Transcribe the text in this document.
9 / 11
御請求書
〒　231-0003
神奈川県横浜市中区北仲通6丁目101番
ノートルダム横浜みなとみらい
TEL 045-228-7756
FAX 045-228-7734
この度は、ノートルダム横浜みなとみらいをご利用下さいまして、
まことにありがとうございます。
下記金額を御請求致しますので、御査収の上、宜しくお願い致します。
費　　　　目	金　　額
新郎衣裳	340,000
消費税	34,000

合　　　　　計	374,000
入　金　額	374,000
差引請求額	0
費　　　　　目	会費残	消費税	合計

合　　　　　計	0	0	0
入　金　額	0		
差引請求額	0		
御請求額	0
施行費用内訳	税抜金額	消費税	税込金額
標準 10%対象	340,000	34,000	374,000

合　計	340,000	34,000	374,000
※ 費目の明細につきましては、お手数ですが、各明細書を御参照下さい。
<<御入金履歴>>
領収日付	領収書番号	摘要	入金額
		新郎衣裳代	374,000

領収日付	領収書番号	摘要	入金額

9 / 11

_Written exercise_. Every record above should be output exactly.

_The response_.
Transcribe the text in this document.
9 / 11
御請求書
〒　231-0003
神奈川県横浜市中区北仲通6丁目101番
ノートルダム横浜みなとみらい
TEL 045-228-7756
FAX 045-228-7734
この度は、ノートルダム横浜みなとみらいをご利用下さいまして、
まことにありがとうございます。
下記金額を御請求致しますので、御査収の上、宜しくお願い致します。
費　　　　目	金　　額
新郎衣裳	340,000
消費税	34,000

合　　　　　計	374,000
入　金　額	374,000
差引請求額	0
費　　　　　目	会費残	消費税	合計

合　　　　　計	0	0	0
入　金　額	0		
差引請求額	0		
御請求額	0
施行費用内訳	税抜金額	消費税	税込金額
標準 10%対象	340,000	34,000	374,000

合　計	340,000	34,000	374,000
※ 費目の明細につきましては、お手数ですが、各明細書を御参照下さい。
<<御入金履歴>>
領収日付	領収書番号	摘要	入金額
		新郎衣裳代	374,000

領収日付	領収書番号	摘要	入金額

9 / 11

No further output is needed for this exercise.